-- begin Records --
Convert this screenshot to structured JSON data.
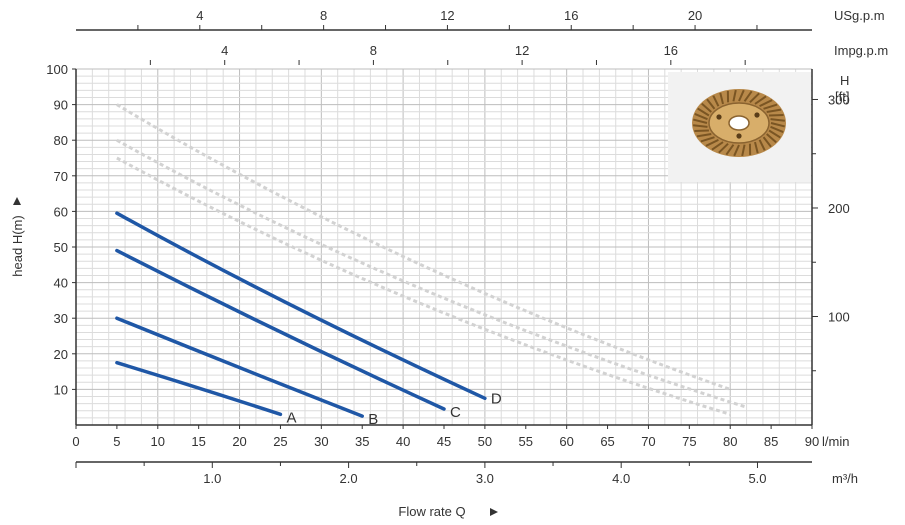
{
  "chart_data": {
    "type": "line",
    "xlabel": "Flow rate Q",
    "x_unit": "l/min",
    "ylabel": "head H(m)",
    "xlim": [
      0,
      90
    ],
    "ylim": [
      0,
      100
    ],
    "x_ticks": [
      "0",
      "5",
      "10",
      "15",
      "20",
      "25",
      "30",
      "35",
      "40",
      "45",
      "50",
      "55",
      "60",
      "65",
      "70",
      "75",
      "80",
      "85",
      "90"
    ],
    "y_ticks": [
      "10",
      "20",
      "30",
      "40",
      "50",
      "60",
      "70",
      "80",
      "90",
      "100"
    ],
    "grid": true,
    "secondary_axes": {
      "usgpm": {
        "unit": "USg.p.m",
        "ticks": [
          "4",
          "8",
          "12",
          "16",
          "20"
        ]
      },
      "impgpm": {
        "unit": "Impg.p.m",
        "ticks": [
          "4",
          "8",
          "12",
          "16"
        ]
      },
      "m3h": {
        "unit": "m³/h",
        "ticks": [
          "1.0",
          "2.0",
          "3.0",
          "4.0",
          "5.0"
        ]
      },
      "feet": {
        "unit_line1": "H",
        "unit_line2": "[ft]",
        "ticks": [
          "100",
          "200",
          "300"
        ]
      }
    },
    "series": [
      {
        "name": "A",
        "x": [
          5,
          15,
          25
        ],
        "y": [
          17.5,
          10.5,
          3
        ]
      },
      {
        "name": "B",
        "x": [
          5,
          20,
          35
        ],
        "y": [
          30,
          16,
          2.5
        ]
      },
      {
        "name": "C",
        "x": [
          5,
          25,
          45
        ],
        "y": [
          49,
          25.5,
          4.5
        ]
      },
      {
        "name": "D",
        "x": [
          5,
          25,
          50
        ],
        "y": [
          59.5,
          34,
          7.5
        ]
      }
    ],
    "faint_background_series": [
      {
        "x": [
          5,
          40,
          80
        ],
        "y": [
          90,
          42,
          10
        ]
      },
      {
        "x": [
          5,
          40,
          82
        ],
        "y": [
          80,
          35,
          5
        ]
      },
      {
        "x": [
          5,
          40,
          80
        ],
        "y": [
          75,
          31,
          3
        ]
      }
    ],
    "colors": {
      "curve": "#1f57a6",
      "grid": "#c9c9c9",
      "faint": "#d2d2d2",
      "axis": "#333333"
    }
  },
  "product_image": {
    "icon": "impeller-icon"
  }
}
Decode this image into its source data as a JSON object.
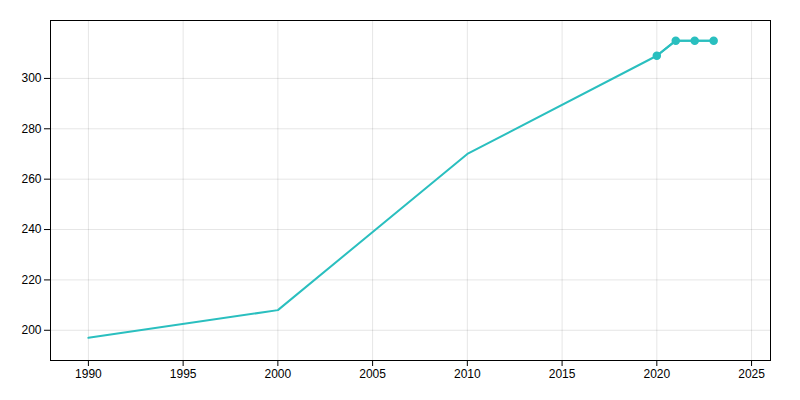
{
  "chart_data": {
    "type": "line",
    "x": [
      1990,
      2000,
      2010,
      2020,
      2021,
      2022,
      2023
    ],
    "series": [
      {
        "color": "#2abfbf",
        "values": [
          197,
          208,
          270,
          309,
          315,
          315,
          315
        ]
      },
      {
        "color": "#2abfbf",
        "marker": "o",
        "values": [
          null,
          null,
          null,
          309,
          315,
          315,
          315
        ]
      }
    ],
    "xlim": [
      1988,
      2026
    ],
    "ylim": [
      188,
      323
    ],
    "xticks": [
      1990,
      1995,
      2000,
      2005,
      2010,
      2015,
      2020,
      2025
    ],
    "yticks": [
      200,
      220,
      240,
      260,
      280,
      300
    ],
    "grid": true
  }
}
-- end Records --
## Exercise goal
From the material above, copy everything exactly but the pictures.

## Completed exercise
Convert this screenshot to structured JSON data.
{
  "chart_data": {
    "type": "line",
    "xlabel": "Flow rate Q",
    "x_unit": "l/min",
    "ylabel": "head H(m)",
    "xlim": [
      0,
      90
    ],
    "ylim": [
      0,
      100
    ],
    "x_ticks": [
      "0",
      "5",
      "10",
      "15",
      "20",
      "25",
      "30",
      "35",
      "40",
      "45",
      "50",
      "55",
      "60",
      "65",
      "70",
      "75",
      "80",
      "85",
      "90"
    ],
    "y_ticks": [
      "10",
      "20",
      "30",
      "40",
      "50",
      "60",
      "70",
      "80",
      "90",
      "100"
    ],
    "grid": true,
    "secondary_axes": {
      "usgpm": {
        "unit": "USg.p.m",
        "ticks": [
          "4",
          "8",
          "12",
          "16",
          "20"
        ]
      },
      "impgpm": {
        "unit": "Impg.p.m",
        "ticks": [
          "4",
          "8",
          "12",
          "16"
        ]
      },
      "m3h": {
        "unit": "m³/h",
        "ticks": [
          "1.0",
          "2.0",
          "3.0",
          "4.0",
          "5.0"
        ]
      },
      "feet": {
        "unit_line1": "H",
        "unit_line2": "[ft]",
        "ticks": [
          "100",
          "200",
          "300"
        ]
      }
    },
    "series": [
      {
        "name": "A",
        "x": [
          5,
          15,
          25
        ],
        "y": [
          17.5,
          10.5,
          3
        ]
      },
      {
        "name": "B",
        "x": [
          5,
          20,
          35
        ],
        "y": [
          30,
          16,
          2.5
        ]
      },
      {
        "name": "C",
        "x": [
          5,
          25,
          45
        ],
        "y": [
          49,
          25.5,
          4.5
        ]
      },
      {
        "name": "D",
        "x": [
          5,
          25,
          50
        ],
        "y": [
          59.5,
          34,
          7.5
        ]
      }
    ],
    "faint_background_series": [
      {
        "x": [
          5,
          40,
          80
        ],
        "y": [
          90,
          42,
          10
        ]
      },
      {
        "x": [
          5,
          40,
          82
        ],
        "y": [
          80,
          35,
          5
        ]
      },
      {
        "x": [
          5,
          40,
          80
        ],
        "y": [
          75,
          31,
          3
        ]
      }
    ],
    "colors": {
      "curve": "#1f57a6",
      "grid": "#c9c9c9",
      "faint": "#d2d2d2",
      "axis": "#333333"
    }
  },
  "product_image": {
    "icon": "impeller-icon"
  }
}
Decode this image into its source data as a JSON object.
{
  "chart_data": {
    "type": "line",
    "x": [
      1990,
      2000,
      2010,
      2020,
      2021,
      2022,
      2023
    ],
    "series": [
      {
        "color": "#2abfbf",
        "values": [
          197,
          208,
          270,
          309,
          315,
          315,
          315
        ]
      },
      {
        "color": "#2abfbf",
        "marker": "o",
        "values": [
          null,
          null,
          null,
          309,
          315,
          315,
          315
        ]
      }
    ],
    "xlim": [
      1988,
      2026
    ],
    "ylim": [
      188,
      323
    ],
    "xticks": [
      1990,
      1995,
      2000,
      2005,
      2010,
      2015,
      2020,
      2025
    ],
    "yticks": [
      200,
      220,
      240,
      260,
      280,
      300
    ],
    "grid": true
  }
}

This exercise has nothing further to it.